Parts of the exercise:
a. Decide whether each statement agrees with the article on painful sex below. For each, answer yes or no and quote the deciding words. (i) Dyspareunia is estimated to affect 8% to 20% of women. (ii) The article says anyone with painful sex should abstain from sex. (iii) Jess O'Reilly is described as a pelvic floor physical therapist.
b. Continue the article on painful sex from the point where it stops, keeping its voice.

Source extract:
# # #
Sexy, comfortable, and super satisfying.

By Ashley Mateo
April 25, 2019

Sex should never hurt, of course. But painful sex is a common enough issue that it actually has a medical name. Dyspareunia, or painful intercourse, is any persistent or recurrent genital pain that occurs before, during, or after penetrative sex. “It affects an estimated 8% to 20% of women,” Jess O’Reilly, PhD, Astroglide’s resident sexologist, tells Health. “And it can be caused by a number of factors ranging from physical issues (such as an infection) to psychological challenges.”

If you’re experiencing any kind of painful sex, see your doctor to figure out the best solution. You may need pelvic floor therapy, certain medical devices, or even counseling. But while endometriosis, pelvic floor issues, and vaginismus are just a few of the reasons sex might hurt, they don't add up to a life sentence of celibacy. Unless your pain is worsening over time or it’s emotionally distressing, you don’t need to abstain from sex, Heather Jeffcoat, a pelvic floor physical therapist and author of Sex Without Pain: A Self Treatment Guide to the Sex Life You Deserve, tells Health.
# # #
Data supplied:
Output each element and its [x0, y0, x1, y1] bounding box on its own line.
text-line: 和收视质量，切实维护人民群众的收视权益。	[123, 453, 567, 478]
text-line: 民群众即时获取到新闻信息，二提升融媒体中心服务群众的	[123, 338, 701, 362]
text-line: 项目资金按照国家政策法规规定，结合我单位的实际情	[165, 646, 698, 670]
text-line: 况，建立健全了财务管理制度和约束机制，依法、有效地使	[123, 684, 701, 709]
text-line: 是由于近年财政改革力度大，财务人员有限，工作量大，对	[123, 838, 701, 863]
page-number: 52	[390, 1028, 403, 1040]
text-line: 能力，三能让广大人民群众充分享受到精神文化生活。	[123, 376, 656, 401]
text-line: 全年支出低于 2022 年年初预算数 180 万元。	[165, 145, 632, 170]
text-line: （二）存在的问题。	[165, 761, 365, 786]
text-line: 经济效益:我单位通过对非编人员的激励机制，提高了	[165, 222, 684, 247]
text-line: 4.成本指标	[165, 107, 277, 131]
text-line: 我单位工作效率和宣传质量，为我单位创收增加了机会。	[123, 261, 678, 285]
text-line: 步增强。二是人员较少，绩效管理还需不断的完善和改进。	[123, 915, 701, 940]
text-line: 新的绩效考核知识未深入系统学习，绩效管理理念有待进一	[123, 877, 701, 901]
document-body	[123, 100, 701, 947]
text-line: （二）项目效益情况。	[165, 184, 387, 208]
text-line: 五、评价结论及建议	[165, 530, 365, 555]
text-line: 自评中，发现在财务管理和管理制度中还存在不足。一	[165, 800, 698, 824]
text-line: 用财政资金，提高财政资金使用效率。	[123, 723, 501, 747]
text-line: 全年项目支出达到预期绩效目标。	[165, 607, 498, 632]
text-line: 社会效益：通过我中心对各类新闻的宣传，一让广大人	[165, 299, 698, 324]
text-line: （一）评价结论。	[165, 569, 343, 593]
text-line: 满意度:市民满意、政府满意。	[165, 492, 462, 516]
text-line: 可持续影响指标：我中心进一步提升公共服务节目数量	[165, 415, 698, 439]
# # #
Responses:
a.
(i) Yes: "It affects an estimated 8% to 20% of women"
(ii) No: "Unless your pain is worsening over time or it’s emotionally distressing, you don’t need to abstain from sex"
(iii) No: "Jess O’Reilly, PhD, Astroglide’s resident sexologist"

b.
RELATED: 10 Ways to Deal With Painful Sex

The goal is to find positions that don't cause any discomfort and instead lead to pleasure, as sex should. Keep in mind that “when it comes to what position might work for you, the cause and type of pain matters,”  Wendasha Jenkins Hall, PhD, a sex educator and researcher, tells Health. So pay attention to what hurts and where, and try these positions to see if you can avoid those areas—and start having the kind of sex that feels a whooole lot better.

Woman on top

It doesn’t matter if your partner is laying down on the bed or floor or sitting in a chair; all that matters is that you’re the one on top. “That allows you to control the pace and depth of penetration,” says Hall. “This is particularly helpful if the pain is due to deep penetration.” Try having your partner lie on their back and bend their legs with their feet flat on the mattress. Climb on top and face their feet, so you can lean against their thighs and grind as you arch forward.

RELATED: 3 Exercises That Can Make Sex Less Painful, According to a Pelvic Floor Therapist

Spooning

Sure it’s the laziest sex position—but doing it on your sides is also great if you experience pain during deep penetration. “The butt serves as a cushion, and the position allows the woman to control the depth of a thrust by raising or lowering their leg,” says Hall. You can also take charge of the speed of the pumping and grinding, encouraging your partner to slow down if it's starting to feel uncomfortable.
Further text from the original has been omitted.